§ **Problem details**
Images excluded, repeat each entry below exactly.

§ **Material shown**
- - - - - - -
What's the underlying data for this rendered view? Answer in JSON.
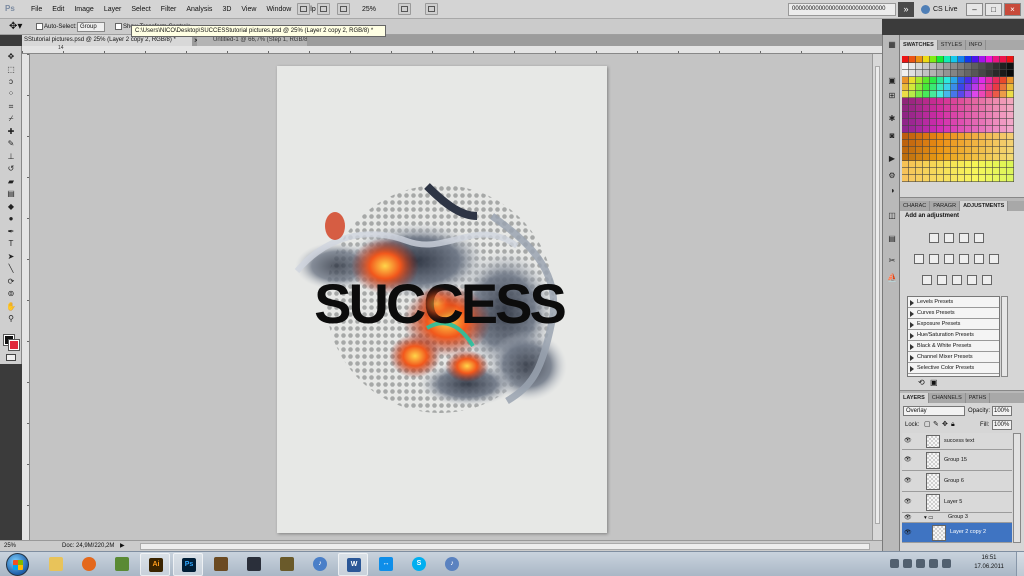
{
  "app": {
    "logo": "Ps",
    "menu": [
      "File",
      "Edit",
      "Image",
      "Layer",
      "Select",
      "Filter",
      "Analysis",
      "3D",
      "View",
      "Window",
      "Help"
    ],
    "zoom": "25%",
    "workspace_field": "0000000000000000000000000000",
    "cs_live": "CS Live"
  },
  "options": {
    "auto_select_label": "Auto-Select:",
    "auto_select_value": "Group",
    "transform_label": "Show Transform Controls"
  },
  "document": {
    "tab_active": "SStutorial pictures.psd @ 25% (Layer 2 copy 2, RGB/8) *",
    "tab_inactive": "Untitled-1 @ 66,7% (Step 1, RGB/8)",
    "path_tooltip": "C:\\Users\\NICO\\Desktop\\SUCCESStutorial pictures.psd @ 25% (Layer 2 copy 2, RGB/8) *",
    "ruler_mark": "14",
    "art_text": "SUCCESS"
  },
  "status": {
    "zoom": "25%",
    "doc_size": "Doc: 24,9M/220,2M"
  },
  "panels": {
    "swatch_tabs": [
      "SWATCHES",
      "STYLES",
      "INFO"
    ],
    "adj_tabs": [
      "CHARAC",
      "PARAGR",
      "ADJUSTMENTS"
    ],
    "adj_title": "Add an adjustment",
    "presets": [
      "Levels Presets",
      "Curves Presets",
      "Exposure Presets",
      "Hue/Saturation Presets",
      "Black & White Presets",
      "Channel Mixer Presets",
      "Selective Color Presets"
    ],
    "layer_tabs": [
      "LAYERS",
      "CHANNELS",
      "PATHS"
    ],
    "blend_mode": "Overlay",
    "opacity_label": "Opacity:",
    "opacity": "100%",
    "lock_label": "Lock:",
    "fill_label": "Fill:",
    "fill": "100%",
    "layers": [
      {
        "name": "success text",
        "type": "smart",
        "selected": false
      },
      {
        "name": "Group 15",
        "type": "layer",
        "selected": false
      },
      {
        "name": "Group 6",
        "type": "layer",
        "selected": false
      },
      {
        "name": "Layer 5",
        "type": "layer",
        "selected": false
      },
      {
        "name": "Group 3",
        "type": "group",
        "selected": false
      },
      {
        "name": "Layer 2 copy 2",
        "type": "layer",
        "selected": true
      }
    ]
  },
  "taskbar": {
    "clock_time": "16:51",
    "clock_date": "17.06.2011",
    "apps": [
      "explorer",
      "firefox",
      "minecraft",
      "illustrator",
      "photoshop",
      "chest",
      "game-a",
      "game-b",
      "itunes",
      "word",
      "teamviewer",
      "skype",
      "itunes-2"
    ]
  },
  "colors": {
    "selected_layer": "#3f74c2",
    "background_color": "#e0283c",
    "foreground_color": "#111111"
  }
}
- - - - - - -
§ **Answer to the problem**
What's the underlying data for this rendered view? Answer in JSON.
{
  "app": {
    "logo": "Ps",
    "menu": [
      "File",
      "Edit",
      "Image",
      "Layer",
      "Select",
      "Filter",
      "Analysis",
      "3D",
      "View",
      "Window",
      "Help"
    ],
    "zoom": "25%",
    "workspace_field": "0000000000000000000000000000",
    "cs_live": "CS Live"
  },
  "options": {
    "auto_select_label": "Auto-Select:",
    "auto_select_value": "Group",
    "transform_label": "Show Transform Controls"
  },
  "document": {
    "tab_active": "SStutorial pictures.psd @ 25% (Layer 2 copy 2, RGB/8) *",
    "tab_inactive": "Untitled-1 @ 66,7% (Step 1, RGB/8)",
    "path_tooltip": "C:\\Users\\NICO\\Desktop\\SUCCESStutorial pictures.psd @ 25% (Layer 2 copy 2, RGB/8) *",
    "ruler_mark": "14",
    "art_text": "SUCCESS"
  },
  "status": {
    "zoom": "25%",
    "doc_size": "Doc: 24,9M/220,2M"
  },
  "panels": {
    "swatch_tabs": [
      "SWATCHES",
      "STYLES",
      "INFO"
    ],
    "adj_tabs": [
      "CHARAC",
      "PARAGR",
      "ADJUSTMENTS"
    ],
    "adj_title": "Add an adjustment",
    "presets": [
      "Levels Presets",
      "Curves Presets",
      "Exposure Presets",
      "Hue/Saturation Presets",
      "Black & White Presets",
      "Channel Mixer Presets",
      "Selective Color Presets"
    ],
    "layer_tabs": [
      "LAYERS",
      "CHANNELS",
      "PATHS"
    ],
    "blend_mode": "Overlay",
    "opacity_label": "Opacity:",
    "opacity": "100%",
    "lock_label": "Lock:",
    "fill_label": "Fill:",
    "fill": "100%",
    "layers": [
      {
        "name": "success text",
        "type": "smart",
        "selected": false
      },
      {
        "name": "Group 15",
        "type": "layer",
        "selected": false
      },
      {
        "name": "Group 6",
        "type": "layer",
        "selected": false
      },
      {
        "name": "Layer 5",
        "type": "layer",
        "selected": false
      },
      {
        "name": "Group 3",
        "type": "group",
        "selected": false
      },
      {
        "name": "Layer 2 copy 2",
        "type": "layer",
        "selected": true
      }
    ]
  },
  "taskbar": {
    "clock_time": "16:51",
    "clock_date": "17.06.2011",
    "apps": [
      "explorer",
      "firefox",
      "minecraft",
      "illustrator",
      "photoshop",
      "chest",
      "game-a",
      "game-b",
      "itunes",
      "word",
      "teamviewer",
      "skype",
      "itunes-2"
    ]
  },
  "colors": {
    "selected_layer": "#3f74c2",
    "background_color": "#e0283c",
    "foreground_color": "#111111"
  }
}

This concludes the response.